→ REQUIREMENT
Sort through the entries below and pull out lines containing the word "that".

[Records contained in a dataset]
******

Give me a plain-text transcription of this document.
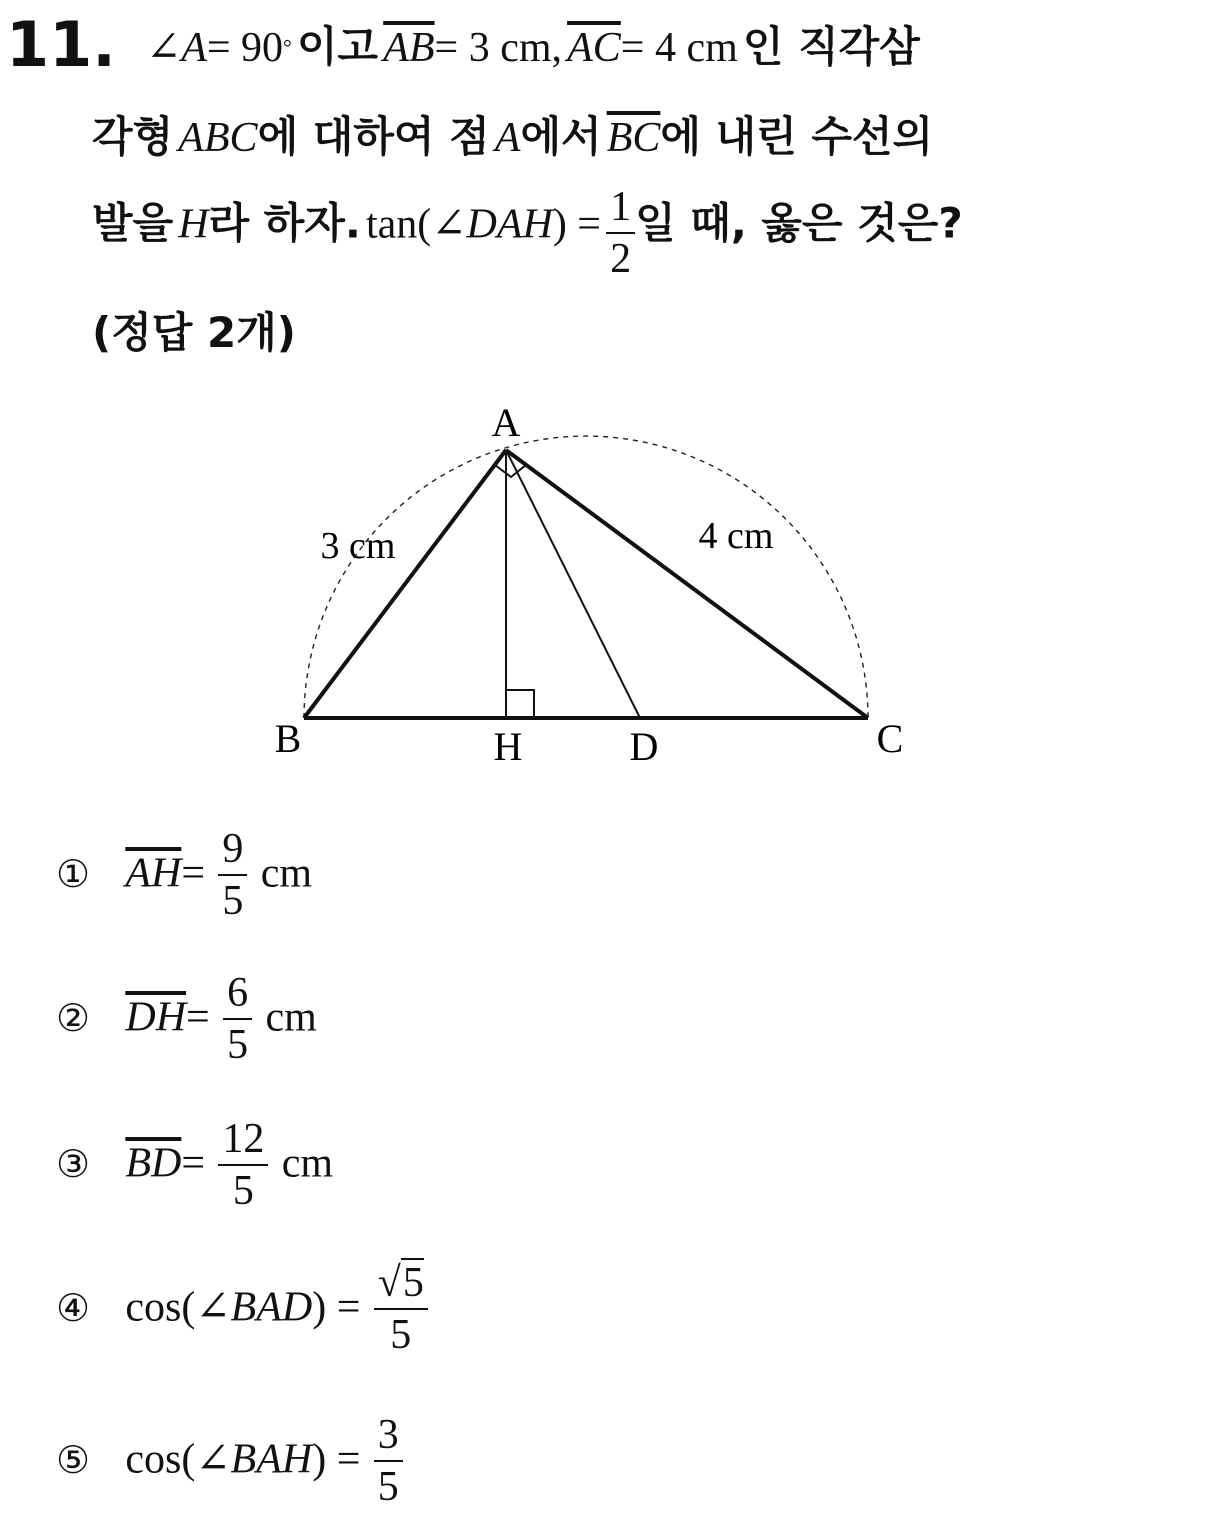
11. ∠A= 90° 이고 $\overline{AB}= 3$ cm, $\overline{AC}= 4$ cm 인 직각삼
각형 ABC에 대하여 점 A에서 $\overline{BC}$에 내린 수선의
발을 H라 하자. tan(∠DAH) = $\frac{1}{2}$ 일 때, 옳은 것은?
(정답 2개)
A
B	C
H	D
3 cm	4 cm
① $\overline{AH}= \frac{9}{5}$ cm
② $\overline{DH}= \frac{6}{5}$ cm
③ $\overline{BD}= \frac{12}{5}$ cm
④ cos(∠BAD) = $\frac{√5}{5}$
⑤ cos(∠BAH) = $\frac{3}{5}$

******

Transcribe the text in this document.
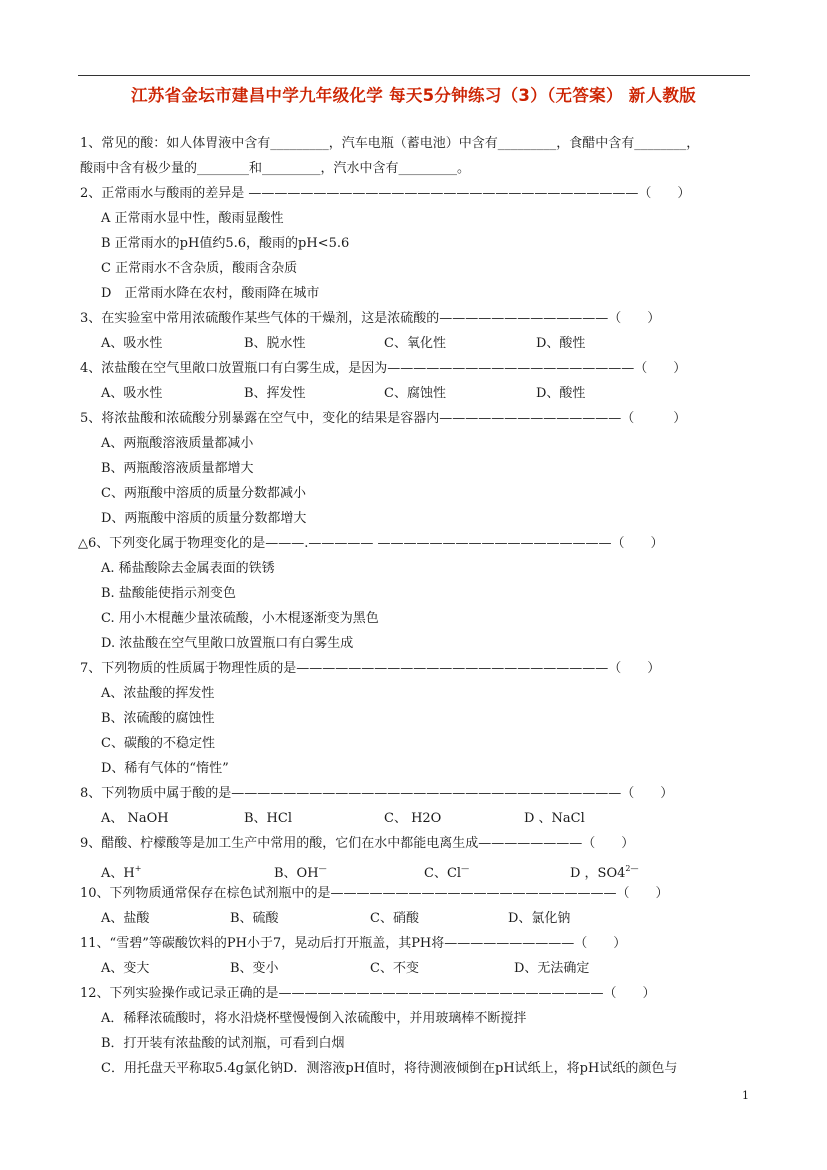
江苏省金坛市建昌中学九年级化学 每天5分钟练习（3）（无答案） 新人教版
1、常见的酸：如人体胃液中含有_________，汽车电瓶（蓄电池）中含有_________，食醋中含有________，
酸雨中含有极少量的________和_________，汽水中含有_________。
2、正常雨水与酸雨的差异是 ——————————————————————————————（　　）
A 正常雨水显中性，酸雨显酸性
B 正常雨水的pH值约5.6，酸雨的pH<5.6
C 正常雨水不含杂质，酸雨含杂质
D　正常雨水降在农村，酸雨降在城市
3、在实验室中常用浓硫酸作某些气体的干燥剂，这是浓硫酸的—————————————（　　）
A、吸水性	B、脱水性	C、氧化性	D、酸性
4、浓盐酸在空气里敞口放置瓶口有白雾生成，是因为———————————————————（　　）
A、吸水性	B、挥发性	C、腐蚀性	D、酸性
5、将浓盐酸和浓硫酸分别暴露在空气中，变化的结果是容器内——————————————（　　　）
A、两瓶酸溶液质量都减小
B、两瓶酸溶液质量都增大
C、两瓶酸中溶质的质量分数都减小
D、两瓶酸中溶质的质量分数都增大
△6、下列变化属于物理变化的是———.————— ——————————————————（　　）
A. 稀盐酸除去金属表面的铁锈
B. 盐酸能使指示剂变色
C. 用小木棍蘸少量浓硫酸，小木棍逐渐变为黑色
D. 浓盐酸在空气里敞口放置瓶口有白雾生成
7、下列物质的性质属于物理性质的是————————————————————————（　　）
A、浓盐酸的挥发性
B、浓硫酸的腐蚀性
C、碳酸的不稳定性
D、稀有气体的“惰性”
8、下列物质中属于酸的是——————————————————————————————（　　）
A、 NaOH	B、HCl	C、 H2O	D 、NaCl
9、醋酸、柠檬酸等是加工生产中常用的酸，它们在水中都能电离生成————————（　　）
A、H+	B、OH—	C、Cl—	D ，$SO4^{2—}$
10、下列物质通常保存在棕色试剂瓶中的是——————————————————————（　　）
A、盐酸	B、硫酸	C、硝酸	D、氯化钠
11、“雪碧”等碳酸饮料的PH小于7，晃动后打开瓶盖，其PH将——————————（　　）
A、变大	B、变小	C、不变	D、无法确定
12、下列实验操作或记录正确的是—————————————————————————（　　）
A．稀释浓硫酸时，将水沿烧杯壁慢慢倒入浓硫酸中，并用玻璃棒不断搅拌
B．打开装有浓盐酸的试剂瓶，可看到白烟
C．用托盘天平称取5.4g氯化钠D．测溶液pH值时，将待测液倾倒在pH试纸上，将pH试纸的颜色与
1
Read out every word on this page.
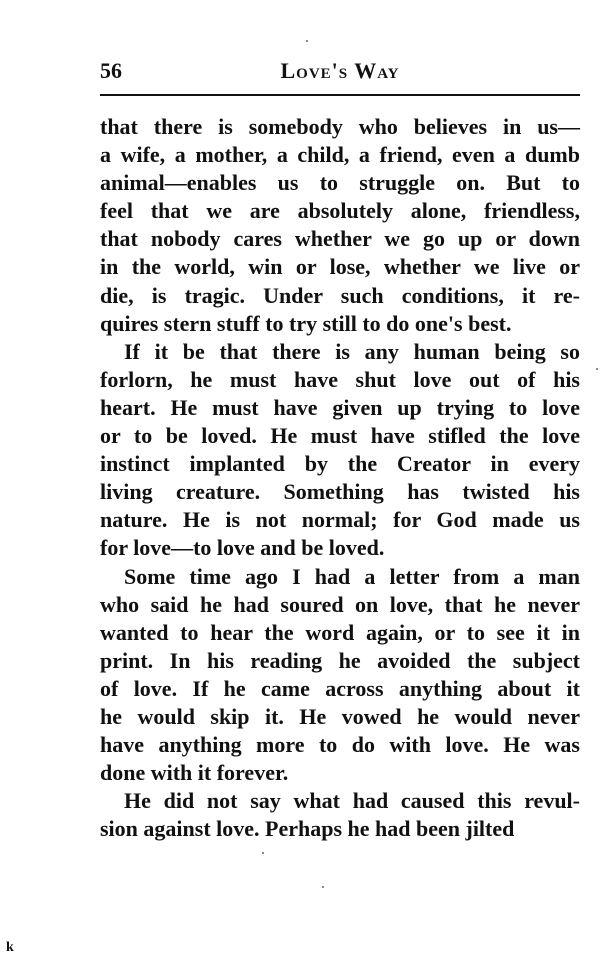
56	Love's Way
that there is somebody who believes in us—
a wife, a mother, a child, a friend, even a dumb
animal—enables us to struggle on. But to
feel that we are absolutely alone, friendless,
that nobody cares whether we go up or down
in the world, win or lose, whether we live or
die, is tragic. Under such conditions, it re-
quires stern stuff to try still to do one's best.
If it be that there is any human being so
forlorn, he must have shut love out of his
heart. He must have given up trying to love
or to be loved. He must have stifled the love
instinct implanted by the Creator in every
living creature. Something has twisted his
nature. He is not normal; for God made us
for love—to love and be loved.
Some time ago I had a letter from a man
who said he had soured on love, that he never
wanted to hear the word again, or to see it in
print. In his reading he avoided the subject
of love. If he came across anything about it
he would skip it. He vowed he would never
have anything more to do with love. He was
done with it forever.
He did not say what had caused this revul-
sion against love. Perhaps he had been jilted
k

******

→ FULL RESPONSE
that there is somebody who believes in us—
feel that we are absolutely alone, friendless,
that nobody cares whether we go up or down
If it be that there is any human being so
who said he had soured on love, that he never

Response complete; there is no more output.